-- BEGIN Input material --
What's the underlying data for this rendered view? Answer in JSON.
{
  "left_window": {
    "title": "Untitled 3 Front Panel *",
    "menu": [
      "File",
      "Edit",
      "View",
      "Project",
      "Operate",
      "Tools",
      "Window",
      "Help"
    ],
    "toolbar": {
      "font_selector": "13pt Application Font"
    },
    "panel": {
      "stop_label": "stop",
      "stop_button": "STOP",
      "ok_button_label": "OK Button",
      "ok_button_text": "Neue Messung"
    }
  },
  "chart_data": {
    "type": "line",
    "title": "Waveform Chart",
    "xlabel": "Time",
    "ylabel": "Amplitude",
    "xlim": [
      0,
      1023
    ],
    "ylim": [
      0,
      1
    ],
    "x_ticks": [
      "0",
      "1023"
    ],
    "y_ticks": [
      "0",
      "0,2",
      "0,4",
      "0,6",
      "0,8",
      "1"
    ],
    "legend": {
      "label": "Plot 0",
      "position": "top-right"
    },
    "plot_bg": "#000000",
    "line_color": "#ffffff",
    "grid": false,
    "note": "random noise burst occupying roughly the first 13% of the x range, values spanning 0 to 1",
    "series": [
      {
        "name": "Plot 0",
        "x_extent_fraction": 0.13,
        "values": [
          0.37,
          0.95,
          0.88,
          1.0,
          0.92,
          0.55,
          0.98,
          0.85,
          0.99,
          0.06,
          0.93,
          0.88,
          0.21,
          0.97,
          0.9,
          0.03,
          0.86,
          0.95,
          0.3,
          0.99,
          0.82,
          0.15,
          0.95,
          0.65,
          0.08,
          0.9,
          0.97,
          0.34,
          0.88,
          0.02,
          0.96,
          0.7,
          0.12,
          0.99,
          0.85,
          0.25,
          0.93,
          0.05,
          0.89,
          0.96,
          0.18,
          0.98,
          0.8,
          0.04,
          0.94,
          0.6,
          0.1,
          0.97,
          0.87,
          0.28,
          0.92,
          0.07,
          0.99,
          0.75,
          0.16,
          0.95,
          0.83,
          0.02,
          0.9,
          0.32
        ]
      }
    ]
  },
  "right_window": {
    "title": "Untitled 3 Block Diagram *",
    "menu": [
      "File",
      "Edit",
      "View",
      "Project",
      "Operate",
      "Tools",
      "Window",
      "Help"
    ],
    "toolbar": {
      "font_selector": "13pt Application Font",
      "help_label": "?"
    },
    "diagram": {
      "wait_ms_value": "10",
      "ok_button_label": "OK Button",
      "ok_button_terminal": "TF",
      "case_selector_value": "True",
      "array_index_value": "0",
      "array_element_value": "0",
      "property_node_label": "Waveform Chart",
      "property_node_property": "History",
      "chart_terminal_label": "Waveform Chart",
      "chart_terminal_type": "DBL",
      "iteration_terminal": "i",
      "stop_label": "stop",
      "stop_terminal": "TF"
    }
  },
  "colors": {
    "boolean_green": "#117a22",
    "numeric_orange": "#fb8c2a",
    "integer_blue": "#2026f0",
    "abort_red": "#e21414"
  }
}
-- END Input material --
Transcribe every entry exactly, omitting nothing.

Final result -
What's the underlying data for this rendered view? Answer in JSON.
{
  "left_window": {
    "title": "Untitled 3 Front Panel *",
    "menu": [
      "File",
      "Edit",
      "View",
      "Project",
      "Operate",
      "Tools",
      "Window",
      "Help"
    ],
    "toolbar": {
      "font_selector": "13pt Application Font"
    },
    "panel": {
      "stop_label": "stop",
      "stop_button": "STOP",
      "ok_button_label": "OK Button",
      "ok_button_text": "Neue Messung"
    }
  },
  "chart_data": {
    "type": "line",
    "title": "Waveform Chart",
    "xlabel": "Time",
    "ylabel": "Amplitude",
    "xlim": [
      0,
      1023
    ],
    "ylim": [
      0,
      1
    ],
    "x_ticks": [
      "0",
      "1023"
    ],
    "y_ticks": [
      "0",
      "0,2",
      "0,4",
      "0,6",
      "0,8",
      "1"
    ],
    "legend": {
      "label": "Plot 0",
      "position": "top-right"
    },
    "plot_bg": "#000000",
    "line_color": "#ffffff",
    "grid": false,
    "note": "random noise burst occupying roughly the first 13% of the x range, values spanning 0 to 1",
    "series": [
      {
        "name": "Plot 0",
        "x_extent_fraction": 0.13,
        "values": [
          0.37,
          0.95,
          0.88,
          1.0,
          0.92,
          0.55,
          0.98,
          0.85,
          0.99,
          0.06,
          0.93,
          0.88,
          0.21,
          0.97,
          0.9,
          0.03,
          0.86,
          0.95,
          0.3,
          0.99,
          0.82,
          0.15,
          0.95,
          0.65,
          0.08,
          0.9,
          0.97,
          0.34,
          0.88,
          0.02,
          0.96,
          0.7,
          0.12,
          0.99,
          0.85,
          0.25,
          0.93,
          0.05,
          0.89,
          0.96,
          0.18,
          0.98,
          0.8,
          0.04,
          0.94,
          0.6,
          0.1,
          0.97,
          0.87,
          0.28,
          0.92,
          0.07,
          0.99,
          0.75,
          0.16,
          0.95,
          0.83,
          0.02,
          0.9,
          0.32
        ]
      }
    ]
  },
  "right_window": {
    "title": "Untitled 3 Block Diagram *",
    "menu": [
      "File",
      "Edit",
      "View",
      "Project",
      "Operate",
      "Tools",
      "Window",
      "Help"
    ],
    "toolbar": {
      "font_selector": "13pt Application Font",
      "help_label": "?"
    },
    "diagram": {
      "wait_ms_value": "10",
      "ok_button_label": "OK Button",
      "ok_button_terminal": "TF",
      "case_selector_value": "True",
      "array_index_value": "0",
      "array_element_value": "0",
      "property_node_label": "Waveform Chart",
      "property_node_property": "History",
      "chart_terminal_label": "Waveform Chart",
      "chart_terminal_type": "DBL",
      "iteration_terminal": "i",
      "stop_label": "stop",
      "stop_terminal": "TF"
    }
  },
  "colors": {
    "boolean_green": "#117a22",
    "numeric_orange": "#fb8c2a",
    "integer_blue": "#2026f0",
    "abort_red": "#e21414"
  }
}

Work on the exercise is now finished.